◆ EXERCISE TASK ◆
Check every line below for the word "Ennusteen" and show those that hold it.

◆ THE DATA ◆

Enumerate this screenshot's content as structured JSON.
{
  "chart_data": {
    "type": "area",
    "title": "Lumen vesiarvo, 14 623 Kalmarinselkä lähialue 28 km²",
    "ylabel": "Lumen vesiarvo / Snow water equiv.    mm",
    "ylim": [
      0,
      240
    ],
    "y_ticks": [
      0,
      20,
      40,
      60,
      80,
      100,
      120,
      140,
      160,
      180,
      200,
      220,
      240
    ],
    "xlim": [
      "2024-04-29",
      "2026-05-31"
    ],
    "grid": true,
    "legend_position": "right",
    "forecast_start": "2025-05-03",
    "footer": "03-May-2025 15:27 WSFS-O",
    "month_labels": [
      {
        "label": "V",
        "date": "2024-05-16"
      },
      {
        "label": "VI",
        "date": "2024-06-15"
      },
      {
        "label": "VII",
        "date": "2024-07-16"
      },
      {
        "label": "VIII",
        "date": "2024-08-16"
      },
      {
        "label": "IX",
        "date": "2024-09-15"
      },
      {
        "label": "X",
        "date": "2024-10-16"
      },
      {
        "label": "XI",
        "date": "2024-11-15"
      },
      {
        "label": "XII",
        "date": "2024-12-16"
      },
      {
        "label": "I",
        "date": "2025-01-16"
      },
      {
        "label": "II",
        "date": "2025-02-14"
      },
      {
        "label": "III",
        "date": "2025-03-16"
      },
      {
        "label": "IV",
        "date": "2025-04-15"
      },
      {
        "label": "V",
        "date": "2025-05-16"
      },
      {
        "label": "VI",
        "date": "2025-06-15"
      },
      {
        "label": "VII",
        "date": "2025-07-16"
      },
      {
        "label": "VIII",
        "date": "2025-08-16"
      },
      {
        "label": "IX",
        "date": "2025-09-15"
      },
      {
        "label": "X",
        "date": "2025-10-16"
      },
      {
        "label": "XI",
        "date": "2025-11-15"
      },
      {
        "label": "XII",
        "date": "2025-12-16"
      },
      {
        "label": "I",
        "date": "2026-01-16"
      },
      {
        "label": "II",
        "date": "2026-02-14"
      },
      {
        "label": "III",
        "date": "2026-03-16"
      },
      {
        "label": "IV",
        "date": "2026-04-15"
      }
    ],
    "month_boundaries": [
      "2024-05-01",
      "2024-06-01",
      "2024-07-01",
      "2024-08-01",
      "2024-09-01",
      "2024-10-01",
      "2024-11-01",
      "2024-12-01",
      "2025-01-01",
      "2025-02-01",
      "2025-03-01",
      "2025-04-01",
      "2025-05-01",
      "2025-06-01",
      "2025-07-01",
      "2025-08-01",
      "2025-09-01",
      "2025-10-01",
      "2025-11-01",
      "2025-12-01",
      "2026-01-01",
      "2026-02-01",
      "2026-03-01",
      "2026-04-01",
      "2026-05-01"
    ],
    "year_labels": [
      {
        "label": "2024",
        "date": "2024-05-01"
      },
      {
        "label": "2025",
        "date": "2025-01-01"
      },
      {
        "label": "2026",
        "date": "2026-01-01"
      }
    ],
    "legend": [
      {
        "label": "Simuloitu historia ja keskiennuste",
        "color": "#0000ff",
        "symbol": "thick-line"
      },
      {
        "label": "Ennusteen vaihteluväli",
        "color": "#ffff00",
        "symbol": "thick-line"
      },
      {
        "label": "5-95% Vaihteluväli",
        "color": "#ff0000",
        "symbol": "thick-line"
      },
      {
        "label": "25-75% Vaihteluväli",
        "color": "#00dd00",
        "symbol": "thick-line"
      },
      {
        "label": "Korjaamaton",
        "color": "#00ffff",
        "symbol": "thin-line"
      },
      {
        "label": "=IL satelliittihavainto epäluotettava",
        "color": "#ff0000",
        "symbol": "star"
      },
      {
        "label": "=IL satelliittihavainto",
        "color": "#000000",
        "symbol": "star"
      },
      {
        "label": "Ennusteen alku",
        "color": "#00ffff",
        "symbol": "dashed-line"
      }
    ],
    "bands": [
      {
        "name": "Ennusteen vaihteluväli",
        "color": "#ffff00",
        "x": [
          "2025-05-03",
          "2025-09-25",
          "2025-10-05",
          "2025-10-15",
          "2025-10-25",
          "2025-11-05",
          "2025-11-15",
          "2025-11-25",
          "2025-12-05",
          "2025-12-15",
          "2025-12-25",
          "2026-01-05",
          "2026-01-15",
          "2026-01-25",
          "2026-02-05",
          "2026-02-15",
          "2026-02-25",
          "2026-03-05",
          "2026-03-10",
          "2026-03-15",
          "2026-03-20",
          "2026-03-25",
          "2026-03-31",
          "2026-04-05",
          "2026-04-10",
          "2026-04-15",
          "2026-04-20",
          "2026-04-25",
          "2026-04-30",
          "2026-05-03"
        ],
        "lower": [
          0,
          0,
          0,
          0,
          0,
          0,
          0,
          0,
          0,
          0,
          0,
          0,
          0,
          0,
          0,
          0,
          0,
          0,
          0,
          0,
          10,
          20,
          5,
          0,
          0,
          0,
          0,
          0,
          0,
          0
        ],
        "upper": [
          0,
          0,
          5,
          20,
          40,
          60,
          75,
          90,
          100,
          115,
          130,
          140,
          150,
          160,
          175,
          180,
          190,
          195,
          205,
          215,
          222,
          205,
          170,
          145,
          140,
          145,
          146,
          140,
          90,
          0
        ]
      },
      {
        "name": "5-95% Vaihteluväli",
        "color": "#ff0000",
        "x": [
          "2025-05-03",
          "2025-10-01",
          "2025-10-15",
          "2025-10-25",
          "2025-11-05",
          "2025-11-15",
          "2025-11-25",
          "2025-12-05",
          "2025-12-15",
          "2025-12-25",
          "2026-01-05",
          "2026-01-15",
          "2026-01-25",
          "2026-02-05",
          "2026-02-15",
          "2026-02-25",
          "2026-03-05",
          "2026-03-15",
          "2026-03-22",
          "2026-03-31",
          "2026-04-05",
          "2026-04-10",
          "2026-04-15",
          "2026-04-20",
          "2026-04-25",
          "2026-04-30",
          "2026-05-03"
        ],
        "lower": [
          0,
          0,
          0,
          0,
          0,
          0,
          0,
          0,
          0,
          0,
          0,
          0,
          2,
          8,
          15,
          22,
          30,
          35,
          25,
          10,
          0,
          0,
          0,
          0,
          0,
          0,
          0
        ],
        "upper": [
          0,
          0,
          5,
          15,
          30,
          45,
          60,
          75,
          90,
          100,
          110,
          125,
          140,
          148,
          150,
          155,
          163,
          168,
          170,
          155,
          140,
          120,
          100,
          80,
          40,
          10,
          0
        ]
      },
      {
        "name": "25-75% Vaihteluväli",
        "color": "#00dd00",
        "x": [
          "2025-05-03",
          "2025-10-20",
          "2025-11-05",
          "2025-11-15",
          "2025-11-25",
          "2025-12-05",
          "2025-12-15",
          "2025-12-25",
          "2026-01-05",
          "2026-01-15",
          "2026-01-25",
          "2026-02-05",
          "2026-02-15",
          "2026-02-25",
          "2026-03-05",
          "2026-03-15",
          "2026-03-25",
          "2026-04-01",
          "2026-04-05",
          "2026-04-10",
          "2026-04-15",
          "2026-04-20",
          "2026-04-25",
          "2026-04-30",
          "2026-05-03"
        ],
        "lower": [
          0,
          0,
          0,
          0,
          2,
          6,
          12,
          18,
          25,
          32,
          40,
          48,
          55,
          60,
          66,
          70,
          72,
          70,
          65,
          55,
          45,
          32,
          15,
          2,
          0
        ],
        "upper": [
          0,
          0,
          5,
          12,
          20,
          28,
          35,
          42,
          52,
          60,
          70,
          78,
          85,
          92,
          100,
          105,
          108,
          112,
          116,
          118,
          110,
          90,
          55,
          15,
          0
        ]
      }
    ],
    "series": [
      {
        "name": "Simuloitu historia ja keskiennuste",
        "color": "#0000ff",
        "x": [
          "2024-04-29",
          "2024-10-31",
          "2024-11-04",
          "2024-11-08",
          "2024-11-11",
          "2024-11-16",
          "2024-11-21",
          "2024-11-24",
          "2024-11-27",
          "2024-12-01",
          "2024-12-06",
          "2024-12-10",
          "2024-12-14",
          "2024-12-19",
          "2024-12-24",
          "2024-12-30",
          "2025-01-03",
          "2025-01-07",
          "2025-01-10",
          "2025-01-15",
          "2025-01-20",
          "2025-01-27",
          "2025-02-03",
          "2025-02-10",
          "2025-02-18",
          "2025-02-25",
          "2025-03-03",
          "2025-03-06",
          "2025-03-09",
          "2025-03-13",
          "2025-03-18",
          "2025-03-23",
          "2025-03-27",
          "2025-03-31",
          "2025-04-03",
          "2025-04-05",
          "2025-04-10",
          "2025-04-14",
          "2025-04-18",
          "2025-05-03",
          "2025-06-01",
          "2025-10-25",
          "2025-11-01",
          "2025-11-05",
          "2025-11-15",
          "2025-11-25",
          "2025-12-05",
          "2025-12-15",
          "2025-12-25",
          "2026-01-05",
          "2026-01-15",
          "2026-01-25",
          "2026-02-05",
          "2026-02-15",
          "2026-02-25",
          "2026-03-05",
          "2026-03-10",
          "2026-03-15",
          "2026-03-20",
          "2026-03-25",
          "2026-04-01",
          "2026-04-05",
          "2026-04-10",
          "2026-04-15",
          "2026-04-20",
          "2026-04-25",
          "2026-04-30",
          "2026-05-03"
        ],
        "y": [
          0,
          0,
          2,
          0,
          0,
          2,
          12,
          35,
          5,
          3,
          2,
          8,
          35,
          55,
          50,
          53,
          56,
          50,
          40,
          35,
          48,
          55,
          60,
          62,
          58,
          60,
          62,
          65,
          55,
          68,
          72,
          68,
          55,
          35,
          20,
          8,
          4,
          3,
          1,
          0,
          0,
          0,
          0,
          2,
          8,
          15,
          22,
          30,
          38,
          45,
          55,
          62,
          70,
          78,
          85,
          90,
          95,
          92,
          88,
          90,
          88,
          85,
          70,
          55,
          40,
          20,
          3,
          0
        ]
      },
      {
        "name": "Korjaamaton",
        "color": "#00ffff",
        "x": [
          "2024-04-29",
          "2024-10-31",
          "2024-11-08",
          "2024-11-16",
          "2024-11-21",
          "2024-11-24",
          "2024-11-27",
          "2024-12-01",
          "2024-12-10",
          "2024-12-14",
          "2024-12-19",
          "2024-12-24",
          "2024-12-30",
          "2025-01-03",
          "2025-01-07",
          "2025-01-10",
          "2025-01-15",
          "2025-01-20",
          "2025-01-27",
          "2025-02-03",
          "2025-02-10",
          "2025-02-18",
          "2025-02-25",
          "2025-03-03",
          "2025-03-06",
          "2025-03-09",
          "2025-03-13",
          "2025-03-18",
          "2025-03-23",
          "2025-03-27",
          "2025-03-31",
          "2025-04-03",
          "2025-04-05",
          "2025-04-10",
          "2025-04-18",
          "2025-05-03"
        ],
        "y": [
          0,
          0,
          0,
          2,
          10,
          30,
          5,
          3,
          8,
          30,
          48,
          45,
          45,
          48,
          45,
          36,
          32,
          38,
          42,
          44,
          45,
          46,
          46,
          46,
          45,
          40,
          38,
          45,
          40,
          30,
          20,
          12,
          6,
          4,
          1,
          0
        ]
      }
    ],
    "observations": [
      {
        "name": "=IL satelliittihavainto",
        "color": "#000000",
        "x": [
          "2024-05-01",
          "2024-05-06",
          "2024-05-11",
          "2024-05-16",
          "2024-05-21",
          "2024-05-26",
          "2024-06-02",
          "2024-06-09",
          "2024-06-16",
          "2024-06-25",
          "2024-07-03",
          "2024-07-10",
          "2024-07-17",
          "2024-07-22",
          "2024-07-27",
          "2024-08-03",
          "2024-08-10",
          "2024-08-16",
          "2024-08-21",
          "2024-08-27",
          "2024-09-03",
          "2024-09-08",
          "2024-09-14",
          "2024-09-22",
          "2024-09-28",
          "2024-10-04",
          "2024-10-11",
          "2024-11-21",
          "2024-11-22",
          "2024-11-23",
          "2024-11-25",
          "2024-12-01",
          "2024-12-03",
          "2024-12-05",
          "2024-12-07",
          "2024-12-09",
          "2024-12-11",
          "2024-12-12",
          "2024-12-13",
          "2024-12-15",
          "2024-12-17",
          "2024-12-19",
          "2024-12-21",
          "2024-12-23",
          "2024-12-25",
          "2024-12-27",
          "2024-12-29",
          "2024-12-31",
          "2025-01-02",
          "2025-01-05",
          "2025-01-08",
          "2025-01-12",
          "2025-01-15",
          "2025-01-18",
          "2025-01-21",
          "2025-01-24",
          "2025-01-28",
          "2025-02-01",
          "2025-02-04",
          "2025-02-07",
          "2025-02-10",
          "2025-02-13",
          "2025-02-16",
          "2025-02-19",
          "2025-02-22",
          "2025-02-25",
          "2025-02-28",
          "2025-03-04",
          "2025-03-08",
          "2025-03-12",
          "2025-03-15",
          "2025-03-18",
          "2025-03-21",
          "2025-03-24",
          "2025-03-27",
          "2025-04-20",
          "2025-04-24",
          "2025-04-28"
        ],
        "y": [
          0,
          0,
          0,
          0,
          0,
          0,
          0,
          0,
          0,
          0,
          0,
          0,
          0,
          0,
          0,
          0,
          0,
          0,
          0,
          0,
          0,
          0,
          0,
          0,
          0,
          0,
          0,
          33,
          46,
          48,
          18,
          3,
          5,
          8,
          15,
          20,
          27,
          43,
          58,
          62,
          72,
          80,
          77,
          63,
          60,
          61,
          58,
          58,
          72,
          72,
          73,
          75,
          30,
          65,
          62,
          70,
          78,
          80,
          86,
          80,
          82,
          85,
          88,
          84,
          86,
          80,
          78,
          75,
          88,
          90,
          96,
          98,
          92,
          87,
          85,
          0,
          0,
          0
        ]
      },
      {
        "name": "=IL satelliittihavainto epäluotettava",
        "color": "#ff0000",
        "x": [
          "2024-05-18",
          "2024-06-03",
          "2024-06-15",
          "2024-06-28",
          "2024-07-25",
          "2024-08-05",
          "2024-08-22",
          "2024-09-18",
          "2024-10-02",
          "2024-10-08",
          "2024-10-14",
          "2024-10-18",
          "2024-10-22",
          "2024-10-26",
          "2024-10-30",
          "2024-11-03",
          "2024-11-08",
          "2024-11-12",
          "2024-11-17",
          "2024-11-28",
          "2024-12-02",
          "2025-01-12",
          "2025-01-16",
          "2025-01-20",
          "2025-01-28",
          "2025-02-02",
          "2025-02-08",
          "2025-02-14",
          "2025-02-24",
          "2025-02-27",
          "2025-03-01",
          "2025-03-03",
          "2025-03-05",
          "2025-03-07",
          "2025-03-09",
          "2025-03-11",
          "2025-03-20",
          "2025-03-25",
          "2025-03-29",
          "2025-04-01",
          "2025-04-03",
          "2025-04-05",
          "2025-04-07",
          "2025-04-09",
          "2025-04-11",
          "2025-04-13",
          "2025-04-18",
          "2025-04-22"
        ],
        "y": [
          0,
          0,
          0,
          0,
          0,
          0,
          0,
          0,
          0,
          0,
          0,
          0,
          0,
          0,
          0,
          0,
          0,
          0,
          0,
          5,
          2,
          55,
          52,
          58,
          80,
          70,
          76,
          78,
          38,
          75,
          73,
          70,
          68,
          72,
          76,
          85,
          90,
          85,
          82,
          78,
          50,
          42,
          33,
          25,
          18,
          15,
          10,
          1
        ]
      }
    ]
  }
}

◆ ANSWER BELOW ◆
        "label": "Ennusteen vaihteluväli",
        "label": "Ennusteen alku",
        "name": "Ennusteen vaihteluväli",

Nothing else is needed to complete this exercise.